(Data items)
:::
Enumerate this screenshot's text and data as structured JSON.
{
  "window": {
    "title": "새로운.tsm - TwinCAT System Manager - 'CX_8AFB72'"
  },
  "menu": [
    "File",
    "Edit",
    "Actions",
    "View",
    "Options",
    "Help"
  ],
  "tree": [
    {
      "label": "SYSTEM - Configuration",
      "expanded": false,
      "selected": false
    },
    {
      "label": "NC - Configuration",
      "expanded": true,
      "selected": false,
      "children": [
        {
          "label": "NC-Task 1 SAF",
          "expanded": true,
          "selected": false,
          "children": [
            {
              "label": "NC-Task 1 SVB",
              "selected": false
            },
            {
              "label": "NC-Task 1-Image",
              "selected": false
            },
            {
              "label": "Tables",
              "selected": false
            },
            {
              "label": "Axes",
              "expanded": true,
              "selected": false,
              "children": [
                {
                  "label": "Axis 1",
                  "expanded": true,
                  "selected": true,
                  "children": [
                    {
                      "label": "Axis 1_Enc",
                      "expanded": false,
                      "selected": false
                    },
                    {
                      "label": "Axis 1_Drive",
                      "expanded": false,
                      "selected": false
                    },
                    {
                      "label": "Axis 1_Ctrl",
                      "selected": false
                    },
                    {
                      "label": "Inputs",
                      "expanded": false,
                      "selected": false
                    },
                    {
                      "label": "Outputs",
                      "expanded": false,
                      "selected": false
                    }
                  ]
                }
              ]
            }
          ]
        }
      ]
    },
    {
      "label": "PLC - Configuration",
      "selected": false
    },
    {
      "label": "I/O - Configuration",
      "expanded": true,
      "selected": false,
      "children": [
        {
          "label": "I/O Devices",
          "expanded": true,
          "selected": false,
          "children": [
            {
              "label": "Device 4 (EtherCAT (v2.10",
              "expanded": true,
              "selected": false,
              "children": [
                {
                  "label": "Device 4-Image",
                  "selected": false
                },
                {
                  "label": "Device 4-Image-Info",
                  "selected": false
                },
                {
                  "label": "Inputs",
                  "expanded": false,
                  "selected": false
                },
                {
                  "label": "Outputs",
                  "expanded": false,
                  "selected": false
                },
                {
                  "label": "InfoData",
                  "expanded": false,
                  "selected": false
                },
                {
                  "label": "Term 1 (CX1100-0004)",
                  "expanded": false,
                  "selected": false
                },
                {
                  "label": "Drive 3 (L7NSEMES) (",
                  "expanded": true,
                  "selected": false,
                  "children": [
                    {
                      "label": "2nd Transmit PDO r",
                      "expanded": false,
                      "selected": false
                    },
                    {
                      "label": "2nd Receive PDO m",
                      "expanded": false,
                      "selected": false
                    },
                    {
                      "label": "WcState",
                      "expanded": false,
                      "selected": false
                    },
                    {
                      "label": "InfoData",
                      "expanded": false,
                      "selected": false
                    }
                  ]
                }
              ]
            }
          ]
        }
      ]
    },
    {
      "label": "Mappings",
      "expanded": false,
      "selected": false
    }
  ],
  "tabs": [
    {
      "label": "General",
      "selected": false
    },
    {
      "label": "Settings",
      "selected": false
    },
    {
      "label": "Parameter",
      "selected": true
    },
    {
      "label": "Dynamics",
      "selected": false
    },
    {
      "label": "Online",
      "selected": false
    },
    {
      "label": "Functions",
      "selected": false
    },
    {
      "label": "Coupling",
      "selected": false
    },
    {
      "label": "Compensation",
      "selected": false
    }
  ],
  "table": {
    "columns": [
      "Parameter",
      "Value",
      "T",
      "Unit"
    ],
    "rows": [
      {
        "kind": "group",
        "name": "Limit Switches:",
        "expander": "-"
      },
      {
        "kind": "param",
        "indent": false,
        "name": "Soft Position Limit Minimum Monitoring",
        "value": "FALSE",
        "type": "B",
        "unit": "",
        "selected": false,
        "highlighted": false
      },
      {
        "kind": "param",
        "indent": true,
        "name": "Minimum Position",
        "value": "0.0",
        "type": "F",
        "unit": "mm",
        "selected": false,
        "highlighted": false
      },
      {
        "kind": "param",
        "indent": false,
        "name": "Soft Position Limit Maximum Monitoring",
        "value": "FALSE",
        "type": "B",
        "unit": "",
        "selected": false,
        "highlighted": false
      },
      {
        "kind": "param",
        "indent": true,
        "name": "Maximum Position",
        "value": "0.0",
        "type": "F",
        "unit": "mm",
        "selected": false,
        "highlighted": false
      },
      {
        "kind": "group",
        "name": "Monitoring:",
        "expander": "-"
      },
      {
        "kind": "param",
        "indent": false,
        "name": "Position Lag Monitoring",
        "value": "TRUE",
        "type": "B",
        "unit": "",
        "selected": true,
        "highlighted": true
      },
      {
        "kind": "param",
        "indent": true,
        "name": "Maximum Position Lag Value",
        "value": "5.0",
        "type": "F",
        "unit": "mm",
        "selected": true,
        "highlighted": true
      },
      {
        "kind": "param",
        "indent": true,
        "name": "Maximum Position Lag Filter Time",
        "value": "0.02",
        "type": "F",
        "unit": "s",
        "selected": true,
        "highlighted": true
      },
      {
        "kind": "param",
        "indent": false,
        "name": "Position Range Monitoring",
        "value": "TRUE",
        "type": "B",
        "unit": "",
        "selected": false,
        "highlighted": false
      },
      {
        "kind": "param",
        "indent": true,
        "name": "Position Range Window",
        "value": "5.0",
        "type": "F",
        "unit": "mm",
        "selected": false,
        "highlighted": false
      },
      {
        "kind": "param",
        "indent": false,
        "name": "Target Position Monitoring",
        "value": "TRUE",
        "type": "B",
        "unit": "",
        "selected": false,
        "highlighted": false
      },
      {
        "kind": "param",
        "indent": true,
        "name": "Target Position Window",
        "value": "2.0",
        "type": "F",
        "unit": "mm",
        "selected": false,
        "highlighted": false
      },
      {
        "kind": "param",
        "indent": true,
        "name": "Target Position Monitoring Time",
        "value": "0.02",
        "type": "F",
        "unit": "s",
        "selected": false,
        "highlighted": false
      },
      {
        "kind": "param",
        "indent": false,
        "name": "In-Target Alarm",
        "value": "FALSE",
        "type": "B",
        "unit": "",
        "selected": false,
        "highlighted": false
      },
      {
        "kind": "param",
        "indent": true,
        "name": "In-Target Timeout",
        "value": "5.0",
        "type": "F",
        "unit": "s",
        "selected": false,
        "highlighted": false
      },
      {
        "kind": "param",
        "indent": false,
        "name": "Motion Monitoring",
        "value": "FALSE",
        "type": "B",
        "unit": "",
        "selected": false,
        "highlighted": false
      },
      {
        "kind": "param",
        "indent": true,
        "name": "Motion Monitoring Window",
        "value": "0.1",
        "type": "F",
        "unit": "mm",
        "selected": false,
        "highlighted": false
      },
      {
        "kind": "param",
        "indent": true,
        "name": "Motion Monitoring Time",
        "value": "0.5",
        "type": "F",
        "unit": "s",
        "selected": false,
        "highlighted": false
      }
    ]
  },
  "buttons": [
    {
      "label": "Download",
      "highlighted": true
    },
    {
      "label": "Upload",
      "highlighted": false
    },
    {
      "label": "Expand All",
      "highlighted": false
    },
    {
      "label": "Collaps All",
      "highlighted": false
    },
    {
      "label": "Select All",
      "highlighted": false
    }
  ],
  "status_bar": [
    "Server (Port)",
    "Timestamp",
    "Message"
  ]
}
:::
◆ **PROBLEM TO SOLVE**
Would you write down every record again, exactly?

◆ **FULL OUTPUT**
Enumerate this screenshot's text and data as structured JSON.
{
  "window": {
    "title": "새로운.tsm - TwinCAT System Manager - 'CX_8AFB72'"
  },
  "menu": [
    "File",
    "Edit",
    "Actions",
    "View",
    "Options",
    "Help"
  ],
  "tree": [
    {
      "label": "SYSTEM - Configuration",
      "expanded": false,
      "selected": false
    },
    {
      "label": "NC - Configuration",
      "expanded": true,
      "selected": false,
      "children": [
        {
          "label": "NC-Task 1 SAF",
          "expanded": true,
          "selected": false,
          "children": [
            {
              "label": "NC-Task 1 SVB",
              "selected": false
            },
            {
              "label": "NC-Task 1-Image",
              "selected": false
            },
            {
              "label": "Tables",
              "selected": false
            },
            {
              "label": "Axes",
              "expanded": true,
              "selected": false,
              "children": [
                {
                  "label": "Axis 1",
                  "expanded": true,
                  "selected": true,
                  "children": [
                    {
                      "label": "Axis 1_Enc",
                      "expanded": false,
                      "selected": false
                    },
                    {
                      "label": "Axis 1_Drive",
                      "expanded": false,
                      "selected": false
                    },
                    {
                      "label": "Axis 1_Ctrl",
                      "selected": false
                    },
                    {
                      "label": "Inputs",
                      "expanded": false,
                      "selected": false
                    },
                    {
                      "label": "Outputs",
                      "expanded": false,
                      "selected": false
                    }
                  ]
                }
              ]
            }
          ]
        }
      ]
    },
    {
      "label": "PLC - Configuration",
      "selected": false
    },
    {
      "label": "I/O - Configuration",
      "expanded": true,
      "selected": false,
      "children": [
        {
          "label": "I/O Devices",
          "expanded": true,
          "selected": false,
          "children": [
            {
              "label": "Device 4 (EtherCAT (v2.10",
              "expanded": true,
              "selected": false,
              "children": [
                {
                  "label": "Device 4-Image",
                  "selected": false
                },
                {
                  "label": "Device 4-Image-Info",
                  "selected": false
                },
                {
                  "label": "Inputs",
                  "expanded": false,
                  "selected": false
                },
                {
                  "label": "Outputs",
                  "expanded": false,
                  "selected": false
                },
                {
                  "label": "InfoData",
                  "expanded": false,
                  "selected": false
                },
                {
                  "label": "Term 1 (CX1100-0004)",
                  "expanded": false,
                  "selected": false
                },
                {
                  "label": "Drive 3 (L7NSEMES) (",
                  "expanded": true,
                  "selected": false,
                  "children": [
                    {
                      "label": "2nd Transmit PDO r",
                      "expanded": false,
                      "selected": false
                    },
                    {
                      "label": "2nd Receive PDO m",
                      "expanded": false,
                      "selected": false
                    },
                    {
                      "label": "WcState",
                      "expanded": false,
                      "selected": false
                    },
                    {
                      "label": "InfoData",
                      "expanded": false,
                      "selected": false
                    }
                  ]
                }
              ]
            }
          ]
        }
      ]
    },
    {
      "label": "Mappings",
      "expanded": false,
      "selected": false
    }
  ],
  "tabs": [
    {
      "label": "General",
      "selected": false
    },
    {
      "label": "Settings",
      "selected": false
    },
    {
      "label": "Parameter",
      "selected": true
    },
    {
      "label": "Dynamics",
      "selected": false
    },
    {
      "label": "Online",
      "selected": false
    },
    {
      "label": "Functions",
      "selected": false
    },
    {
      "label": "Coupling",
      "selected": false
    },
    {
      "label": "Compensation",
      "selected": false
    }
  ],
  "table": {
    "columns": [
      "Parameter",
      "Value",
      "T",
      "Unit"
    ],
    "rows": [
      {
        "kind": "group",
        "name": "Limit Switches:",
        "expander": "-"
      },
      {
        "kind": "param",
        "indent": false,
        "name": "Soft Position Limit Minimum Monitoring",
        "value": "FALSE",
        "type": "B",
        "unit": "",
        "selected": false,
        "highlighted": false
      },
      {
        "kind": "param",
        "indent": true,
        "name": "Minimum Position",
        "value": "0.0",
        "type": "F",
        "unit": "mm",
        "selected": false,
        "highlighted": false
      },
      {
        "kind": "param",
        "indent": false,
        "name": "Soft Position Limit Maximum Monitoring",
        "value": "FALSE",
        "type": "B",
        "unit": "",
        "selected": false,
        "highlighted": false
      },
      {
        "kind": "param",
        "indent": true,
        "name": "Maximum Position",
        "value": "0.0",
        "type": "F",
        "unit": "mm",
        "selected": false,
        "highlighted": false
      },
      {
        "kind": "group",
        "name": "Monitoring:",
        "expander": "-"
      },
      {
        "kind": "param",
        "indent": false,
        "name": "Position Lag Monitoring",
        "value": "TRUE",
        "type": "B",
        "unit": "",
        "selected": true,
        "highlighted": true
      },
      {
        "kind": "param",
        "indent": true,
        "name": "Maximum Position Lag Value",
        "value": "5.0",
        "type": "F",
        "unit": "mm",
        "selected": true,
        "highlighted": true
      },
      {
        "kind": "param",
        "indent": true,
        "name": "Maximum Position Lag Filter Time",
        "value": "0.02",
        "type": "F",
        "unit": "s",
        "selected": true,
        "highlighted": true
      },
      {
        "kind": "param",
        "indent": false,
        "name": "Position Range Monitoring",
        "value": "TRUE",
        "type": "B",
        "unit": "",
        "selected": false,
        "highlighted": false
      },
      {
        "kind": "param",
        "indent": true,
        "name": "Position Range Window",
        "value": "5.0",
        "type": "F",
        "unit": "mm",
        "selected": false,
        "highlighted": false
      },
      {
        "kind": "param",
        "indent": false,
        "name": "Target Position Monitoring",
        "value": "TRUE",
        "type": "B",
        "unit": "",
        "selected": false,
        "highlighted": false
      },
      {
        "kind": "param",
        "indent": true,
        "name": "Target Position Window",
        "value": "2.0",
        "type": "F",
        "unit": "mm",
        "selected": false,
        "highlighted": false
      },
      {
        "kind": "param",
        "indent": true,
        "name": "Target Position Monitoring Time",
        "value": "0.02",
        "type": "F",
        "unit": "s",
        "selected": false,
        "highlighted": false
      },
      {
        "kind": "param",
        "indent": false,
        "name": "In-Target Alarm",
        "value": "FALSE",
        "type": "B",
        "unit": "",
        "selected": false,
        "highlighted": false
      },
      {
        "kind": "param",
        "indent": true,
        "name": "In-Target Timeout",
        "value": "5.0",
        "type": "F",
        "unit": "s",
        "selected": false,
        "highlighted": false
      },
      {
        "kind": "param",
        "indent": false,
        "name": "Motion Monitoring",
        "value": "FALSE",
        "type": "B",
        "unit": "",
        "selected": false,
        "highlighted": false
      },
      {
        "kind": "param",
        "indent": true,
        "name": "Motion Monitoring Window",
        "value": "0.1",
        "type": "F",
        "unit": "mm",
        "selected": false,
        "highlighted": false
      },
      {
        "kind": "param",
        "indent": true,
        "name": "Motion Monitoring Time",
        "value": "0.5",
        "type": "F",
        "unit": "s",
        "selected": false,
        "highlighted": false
      }
    ]
  },
  "buttons": [
    {
      "label": "Download",
      "highlighted": true
    },
    {
      "label": "Upload",
      "highlighted": false
    },
    {
      "label": "Expand All",
      "highlighted": false
    },
    {
      "label": "Collaps All",
      "highlighted": false
    },
    {
      "label": "Select All",
      "highlighted": false
    }
  ],
  "status_bar": [
    "Server (Port)",
    "Timestamp",
    "Message"
  ]
}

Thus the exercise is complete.